Data entries:
BEGIN

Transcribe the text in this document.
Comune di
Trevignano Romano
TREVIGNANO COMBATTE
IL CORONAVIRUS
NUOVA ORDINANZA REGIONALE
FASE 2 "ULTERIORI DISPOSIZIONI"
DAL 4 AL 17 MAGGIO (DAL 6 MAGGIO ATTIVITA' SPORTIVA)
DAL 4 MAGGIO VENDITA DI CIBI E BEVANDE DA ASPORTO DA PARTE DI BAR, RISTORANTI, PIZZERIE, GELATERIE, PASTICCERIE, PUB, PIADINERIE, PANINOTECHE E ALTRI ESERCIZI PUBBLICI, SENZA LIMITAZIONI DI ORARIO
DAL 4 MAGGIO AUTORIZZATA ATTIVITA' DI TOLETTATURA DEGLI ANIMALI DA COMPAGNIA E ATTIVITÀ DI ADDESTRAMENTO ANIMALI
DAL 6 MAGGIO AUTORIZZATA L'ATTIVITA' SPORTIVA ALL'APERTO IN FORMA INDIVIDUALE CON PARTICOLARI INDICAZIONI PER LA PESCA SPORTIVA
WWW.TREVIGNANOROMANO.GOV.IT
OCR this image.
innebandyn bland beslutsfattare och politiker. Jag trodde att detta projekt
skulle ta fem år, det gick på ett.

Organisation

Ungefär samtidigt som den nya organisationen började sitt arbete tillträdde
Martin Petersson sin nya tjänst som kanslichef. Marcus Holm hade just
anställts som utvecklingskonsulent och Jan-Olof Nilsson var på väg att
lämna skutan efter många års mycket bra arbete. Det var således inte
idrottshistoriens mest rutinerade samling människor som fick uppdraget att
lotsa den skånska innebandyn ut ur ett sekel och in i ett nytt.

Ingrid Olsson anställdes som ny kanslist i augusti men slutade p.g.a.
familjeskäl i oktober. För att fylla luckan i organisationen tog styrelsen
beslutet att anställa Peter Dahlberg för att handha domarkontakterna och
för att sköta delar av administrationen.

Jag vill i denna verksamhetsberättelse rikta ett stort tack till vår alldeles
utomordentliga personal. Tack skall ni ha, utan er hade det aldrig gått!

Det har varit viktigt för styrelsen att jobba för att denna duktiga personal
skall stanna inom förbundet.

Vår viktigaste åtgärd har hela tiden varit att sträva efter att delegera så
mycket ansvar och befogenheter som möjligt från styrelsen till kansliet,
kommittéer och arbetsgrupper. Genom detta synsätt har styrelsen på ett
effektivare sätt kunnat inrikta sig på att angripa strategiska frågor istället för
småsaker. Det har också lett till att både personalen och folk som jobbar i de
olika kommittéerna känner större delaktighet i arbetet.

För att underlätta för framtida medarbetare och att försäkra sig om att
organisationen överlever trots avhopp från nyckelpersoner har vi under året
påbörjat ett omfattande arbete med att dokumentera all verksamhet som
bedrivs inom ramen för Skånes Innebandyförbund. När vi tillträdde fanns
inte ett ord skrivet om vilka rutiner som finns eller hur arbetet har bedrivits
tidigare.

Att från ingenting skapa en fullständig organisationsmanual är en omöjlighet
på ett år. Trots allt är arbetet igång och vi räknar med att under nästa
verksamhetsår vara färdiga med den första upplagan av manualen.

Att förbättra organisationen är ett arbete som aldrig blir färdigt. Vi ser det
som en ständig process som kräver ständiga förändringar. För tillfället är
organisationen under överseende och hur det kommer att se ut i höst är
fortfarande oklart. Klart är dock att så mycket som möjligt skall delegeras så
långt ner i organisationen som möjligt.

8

END

Give the data back exactly as it stands.

Transcribe the text in this document.
Comune di
Trevignano Romano
TREVIGNANO COMBATTE
IL CORONAVIRUS
NUOVA ORDINANZA REGIONALE
FASE 2 "ULTERIORI DISPOSIZIONI"
DAL 4 AL 17 MAGGIO (DAL 6 MAGGIO ATTIVITA' SPORTIVA)
DAL 4 MAGGIO VENDITA DI CIBI E BEVANDE DA ASPORTO DA PARTE DI BAR, RISTORANTI, PIZZERIE, GELATERIE, PASTICCERIE, PUB, PIADINERIE, PANINOTECHE E ALTRI ESERCIZI PUBBLICI, SENZA LIMITAZIONI DI ORARIO
DAL 4 MAGGIO AUTORIZZATA ATTIVITA' DI TOLETTATURA DEGLI ANIMALI DA COMPAGNIA E ATTIVITÀ DI ADDESTRAMENTO ANIMALI
DAL 6 MAGGIO AUTORIZZATA L'ATTIVITA' SPORTIVA ALL'APERTO IN FORMA INDIVIDUALE CON PARTICOLARI INDICAZIONI PER LA PESCA SPORTIVA
WWW.TREVIGNANOROMANO.GOV.IT
OCR this image.
innebandyn bland beslutsfattare och politiker. Jag trodde att detta projekt
skulle ta fem år, det gick på ett.

Organisation

Ungefär samtidigt som den nya organisationen började sitt arbete tillträdde
Martin Petersson sin nya tjänst som kanslichef. Marcus Holm hade just
anställts som utvecklingskonsulent och Jan-Olof Nilsson var på väg att
lämna skutan efter många års mycket bra arbete. Det var således inte
idrottshistoriens mest rutinerade samling människor som fick uppdraget att
lotsa den skånska innebandyn ut ur ett sekel och in i ett nytt.

Ingrid Olsson anställdes som ny kanslist i augusti men slutade p.g.a.
familjeskäl i oktober. För att fylla luckan i organisationen tog styrelsen
beslutet att anställa Peter Dahlberg för att handha domarkontakterna och
för att sköta delar av administrationen.

Jag vill i denna verksamhetsberättelse rikta ett stort tack till vår alldeles
utomordentliga personal. Tack skall ni ha, utan er hade det aldrig gått!

Det har varit viktigt för styrelsen att jobba för att denna duktiga personal
skall stanna inom förbundet.

Vår viktigaste åtgärd har hela tiden varit att sträva efter att delegera så
mycket ansvar och befogenheter som möjligt från styrelsen till kansliet,
kommittéer och arbetsgrupper. Genom detta synsätt har styrelsen på ett
effektivare sätt kunnat inrikta sig på att angripa strategiska frågor istället för
småsaker. Det har också lett till att både personalen och folk som jobbar i de
olika kommittéerna känner större delaktighet i arbetet.

För att underlätta för framtida medarbetare och att försäkra sig om att
organisationen överlever trots avhopp från nyckelpersoner har vi under året
påbörjat ett omfattande arbete med att dokumentera all verksamhet som
bedrivs inom ramen för Skånes Innebandyförbund. När vi tillträdde fanns
inte ett ord skrivet om vilka rutiner som finns eller hur arbetet har bedrivits
tidigare.

Att från ingenting skapa en fullständig organisationsmanual är en omöjlighet
på ett år. Trots allt är arbetet igång och vi räknar med att under nästa
verksamhetsår vara färdiga med den första upplagan av manualen.

Att förbättra organisationen är ett arbete som aldrig blir färdigt. Vi ser det
som en ständig process som kräver ständiga förändringar. För tillfället är
organisationen under överseende och hur det kommer att se ut i höst är
fortfarande oklart. Klart är dock att så mycket som möjligt skall delegeras så
långt ner i organisationen som möjligt.

8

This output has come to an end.